• Stored entries
• • • • •
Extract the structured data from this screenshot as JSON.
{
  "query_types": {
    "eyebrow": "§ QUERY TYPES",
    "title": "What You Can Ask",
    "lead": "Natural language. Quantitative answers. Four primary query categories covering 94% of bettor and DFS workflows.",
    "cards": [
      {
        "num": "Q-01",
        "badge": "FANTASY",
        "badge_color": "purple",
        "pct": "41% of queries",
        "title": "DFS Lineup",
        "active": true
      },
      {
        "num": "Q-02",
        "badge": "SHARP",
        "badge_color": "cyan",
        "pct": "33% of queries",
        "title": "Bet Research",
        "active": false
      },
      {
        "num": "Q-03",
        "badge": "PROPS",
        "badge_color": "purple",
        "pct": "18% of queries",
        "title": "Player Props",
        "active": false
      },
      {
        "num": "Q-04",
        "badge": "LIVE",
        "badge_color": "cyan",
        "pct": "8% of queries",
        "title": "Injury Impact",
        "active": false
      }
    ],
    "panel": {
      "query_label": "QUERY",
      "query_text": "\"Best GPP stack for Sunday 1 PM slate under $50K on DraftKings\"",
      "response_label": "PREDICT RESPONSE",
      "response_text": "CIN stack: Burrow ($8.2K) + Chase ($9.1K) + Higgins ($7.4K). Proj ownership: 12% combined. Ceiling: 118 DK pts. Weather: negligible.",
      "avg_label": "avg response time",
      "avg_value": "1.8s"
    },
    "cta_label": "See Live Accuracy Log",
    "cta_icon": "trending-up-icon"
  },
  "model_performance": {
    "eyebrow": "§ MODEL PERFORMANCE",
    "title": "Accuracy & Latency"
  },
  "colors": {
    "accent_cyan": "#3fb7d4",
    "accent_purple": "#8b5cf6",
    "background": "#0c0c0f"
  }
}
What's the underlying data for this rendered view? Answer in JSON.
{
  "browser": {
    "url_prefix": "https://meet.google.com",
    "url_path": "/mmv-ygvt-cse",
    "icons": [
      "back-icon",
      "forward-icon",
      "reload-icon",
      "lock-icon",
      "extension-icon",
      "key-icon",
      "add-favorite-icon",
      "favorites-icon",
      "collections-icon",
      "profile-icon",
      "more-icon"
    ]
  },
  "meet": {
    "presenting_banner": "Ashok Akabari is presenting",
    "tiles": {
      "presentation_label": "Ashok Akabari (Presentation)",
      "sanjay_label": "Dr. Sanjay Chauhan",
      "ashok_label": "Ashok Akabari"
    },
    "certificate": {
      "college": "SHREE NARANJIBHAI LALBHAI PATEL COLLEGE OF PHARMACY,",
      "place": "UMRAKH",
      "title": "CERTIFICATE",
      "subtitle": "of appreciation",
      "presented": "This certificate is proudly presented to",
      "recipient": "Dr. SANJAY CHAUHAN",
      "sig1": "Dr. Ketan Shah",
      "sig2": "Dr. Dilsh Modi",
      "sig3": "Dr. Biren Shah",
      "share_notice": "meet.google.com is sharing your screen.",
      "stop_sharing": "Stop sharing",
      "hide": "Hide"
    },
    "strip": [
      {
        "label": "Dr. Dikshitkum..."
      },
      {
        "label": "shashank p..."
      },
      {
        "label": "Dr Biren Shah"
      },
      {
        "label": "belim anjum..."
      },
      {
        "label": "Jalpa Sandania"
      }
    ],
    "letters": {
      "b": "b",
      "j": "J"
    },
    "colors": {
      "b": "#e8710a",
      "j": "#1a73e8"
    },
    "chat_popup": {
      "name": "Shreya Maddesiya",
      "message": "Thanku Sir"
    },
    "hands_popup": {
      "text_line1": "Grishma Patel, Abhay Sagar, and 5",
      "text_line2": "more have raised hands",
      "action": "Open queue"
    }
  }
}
• • • • •
• Task objective
From the entries above, copy each line holding "What".

• Written solution
    "title": "What You Can Ask",
What's the underlying data for this rendered view? Answer in JSON.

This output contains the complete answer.